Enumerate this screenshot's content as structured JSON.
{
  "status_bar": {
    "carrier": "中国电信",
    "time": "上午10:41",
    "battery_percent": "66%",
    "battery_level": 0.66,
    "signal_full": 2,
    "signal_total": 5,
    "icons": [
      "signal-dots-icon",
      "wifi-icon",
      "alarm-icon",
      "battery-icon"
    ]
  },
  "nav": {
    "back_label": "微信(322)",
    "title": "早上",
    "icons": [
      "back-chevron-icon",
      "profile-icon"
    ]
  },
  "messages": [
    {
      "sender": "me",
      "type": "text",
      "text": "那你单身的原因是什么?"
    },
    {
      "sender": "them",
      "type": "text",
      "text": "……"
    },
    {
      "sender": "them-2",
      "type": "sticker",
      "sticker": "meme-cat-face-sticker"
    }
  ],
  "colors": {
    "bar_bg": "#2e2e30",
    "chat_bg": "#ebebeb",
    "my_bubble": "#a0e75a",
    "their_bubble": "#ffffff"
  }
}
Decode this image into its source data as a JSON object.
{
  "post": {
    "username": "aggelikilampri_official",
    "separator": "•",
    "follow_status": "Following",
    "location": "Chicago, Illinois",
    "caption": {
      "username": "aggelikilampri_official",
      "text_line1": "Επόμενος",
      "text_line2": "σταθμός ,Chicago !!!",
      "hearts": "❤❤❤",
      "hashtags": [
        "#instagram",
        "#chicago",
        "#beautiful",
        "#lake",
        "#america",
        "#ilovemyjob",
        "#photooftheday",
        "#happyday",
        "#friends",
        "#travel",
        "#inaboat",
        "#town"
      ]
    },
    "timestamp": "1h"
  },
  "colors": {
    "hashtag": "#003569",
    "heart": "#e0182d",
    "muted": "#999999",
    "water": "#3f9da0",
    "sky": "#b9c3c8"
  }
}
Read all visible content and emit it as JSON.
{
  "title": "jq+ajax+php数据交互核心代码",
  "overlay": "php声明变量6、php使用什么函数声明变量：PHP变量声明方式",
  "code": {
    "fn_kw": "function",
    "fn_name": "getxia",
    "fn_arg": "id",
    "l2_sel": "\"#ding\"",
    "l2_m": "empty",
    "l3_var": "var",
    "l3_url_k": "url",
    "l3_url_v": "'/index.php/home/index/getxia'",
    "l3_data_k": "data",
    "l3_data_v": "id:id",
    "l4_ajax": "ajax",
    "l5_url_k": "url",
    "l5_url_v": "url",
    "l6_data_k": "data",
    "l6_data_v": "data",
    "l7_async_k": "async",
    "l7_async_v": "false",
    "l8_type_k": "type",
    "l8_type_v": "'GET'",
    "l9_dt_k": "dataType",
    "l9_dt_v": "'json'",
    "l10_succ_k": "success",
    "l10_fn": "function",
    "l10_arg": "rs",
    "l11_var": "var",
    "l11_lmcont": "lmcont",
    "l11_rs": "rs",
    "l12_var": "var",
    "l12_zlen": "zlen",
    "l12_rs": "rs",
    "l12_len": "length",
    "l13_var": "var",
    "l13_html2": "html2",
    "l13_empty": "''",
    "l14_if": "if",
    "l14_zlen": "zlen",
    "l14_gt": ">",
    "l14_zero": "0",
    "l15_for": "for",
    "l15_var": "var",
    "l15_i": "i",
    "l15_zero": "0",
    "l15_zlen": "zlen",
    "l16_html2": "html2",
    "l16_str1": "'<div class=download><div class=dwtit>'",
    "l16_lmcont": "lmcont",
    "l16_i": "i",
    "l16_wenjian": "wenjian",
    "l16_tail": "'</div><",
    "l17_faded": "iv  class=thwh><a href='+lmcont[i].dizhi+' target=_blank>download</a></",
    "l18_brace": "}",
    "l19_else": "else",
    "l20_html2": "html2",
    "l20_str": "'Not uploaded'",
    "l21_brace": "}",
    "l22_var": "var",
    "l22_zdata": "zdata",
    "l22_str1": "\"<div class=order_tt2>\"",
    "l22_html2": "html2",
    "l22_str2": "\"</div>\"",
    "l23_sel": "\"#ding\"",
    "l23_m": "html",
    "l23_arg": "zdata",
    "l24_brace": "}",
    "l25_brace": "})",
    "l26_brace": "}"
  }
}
....
### EXERCISE INSTRUCTIONS
Write all of the records out again exactly.

### RESULT
Enumerate this screenshot's content as structured JSON.
{
  "status_bar": {
    "carrier": "中国电信",
    "time": "上午10:41",
    "battery_percent": "66%",
    "battery_level": 0.66,
    "signal_full": 2,
    "signal_total": 5,
    "icons": [
      "signal-dots-icon",
      "wifi-icon",
      "alarm-icon",
      "battery-icon"
    ]
  },
  "nav": {
    "back_label": "微信(322)",
    "title": "早上",
    "icons": [
      "back-chevron-icon",
      "profile-icon"
    ]
  },
  "messages": [
    {
      "sender": "me",
      "type": "text",
      "text": "那你单身的原因是什么?"
    },
    {
      "sender": "them",
      "type": "text",
      "text": "……"
    },
    {
      "sender": "them-2",
      "type": "sticker",
      "sticker": "meme-cat-face-sticker"
    }
  ],
  "colors": {
    "bar_bg": "#2e2e30",
    "chat_bg": "#ebebeb",
    "my_bubble": "#a0e75a",
    "their_bubble": "#ffffff"
  }
}
Decode this image into its source data as a JSON object.
{
  "post": {
    "username": "aggelikilampri_official",
    "separator": "•",
    "follow_status": "Following",
    "location": "Chicago, Illinois",
    "caption": {
      "username": "aggelikilampri_official",
      "text_line1": "Επόμενος",
      "text_line2": "σταθμός ,Chicago !!!",
      "hearts": "❤❤❤",
      "hashtags": [
        "#instagram",
        "#chicago",
        "#beautiful",
        "#lake",
        "#america",
        "#ilovemyjob",
        "#photooftheday",
        "#happyday",
        "#friends",
        "#travel",
        "#inaboat",
        "#town"
      ]
    },
    "timestamp": "1h"
  },
  "colors": {
    "hashtag": "#003569",
    "heart": "#e0182d",
    "muted": "#999999",
    "water": "#3f9da0",
    "sky": "#b9c3c8"
  }
}
Read all visible content and emit it as JSON.
{
  "title": "jq+ajax+php数据交互核心代码",
  "overlay": "php声明变量6、php使用什么函数声明变量：PHP变量声明方式",
  "code": {
    "fn_kw": "function",
    "fn_name": "getxia",
    "fn_arg": "id",
    "l2_sel": "\"#ding\"",
    "l2_m": "empty",
    "l3_var": "var",
    "l3_url_k": "url",
    "l3_url_v": "'/index.php/home/index/getxia'",
    "l3_data_k": "data",
    "l3_data_v": "id:id",
    "l4_ajax": "ajax",
    "l5_url_k": "url",
    "l5_url_v": "url",
    "l6_data_k": "data",
    "l6_data_v": "data",
    "l7_async_k": "async",
    "l7_async_v": "false",
    "l8_type_k": "type",
    "l8_type_v": "'GET'",
    "l9_dt_k": "dataType",
    "l9_dt_v": "'json'",
    "l10_succ_k": "success",
    "l10_fn": "function",
    "l10_arg": "rs",
    "l11_var": "var",
    "l11_lmcont": "lmcont",
    "l11_rs": "rs",
    "l12_var": "var",
    "l12_zlen": "zlen",
    "l12_rs": "rs",
    "l12_len": "length",
    "l13_var": "var",
    "l13_html2": "html2",
    "l13_empty": "''",
    "l14_if": "if",
    "l14_zlen": "zlen",
    "l14_gt": ">",
    "l14_zero": "0",
    "l15_for": "for",
    "l15_var": "var",
    "l15_i": "i",
    "l15_zero": "0",
    "l15_zlen": "zlen",
    "l16_html2": "html2",
    "l16_str1": "'<div class=download><div class=dwtit>'",
    "l16_lmcont": "lmcont",
    "l16_i": "i",
    "l16_wenjian": "wenjian",
    "l16_tail": "'</div><",
    "l17_faded": "iv  class=thwh><a href='+lmcont[i].dizhi+' target=_blank>download</a></",
    "l18_brace": "}",
    "l19_else": "else",
    "l20_html2": "html2",
    "l20_str": "'Not uploaded'",
    "l21_brace": "}",
    "l22_var": "var",
    "l22_zdata": "zdata",
    "l22_str1": "\"<div class=order_tt2>\"",
    "l22_html2": "html2",
    "l22_str2": "\"</div>\"",
    "l23_sel": "\"#ding\"",
    "l23_m": "html",
    "l23_arg": "zdata",
    "l24_brace": "}",
    "l25_brace": "})",
    "l26_brace": "}"
  }
}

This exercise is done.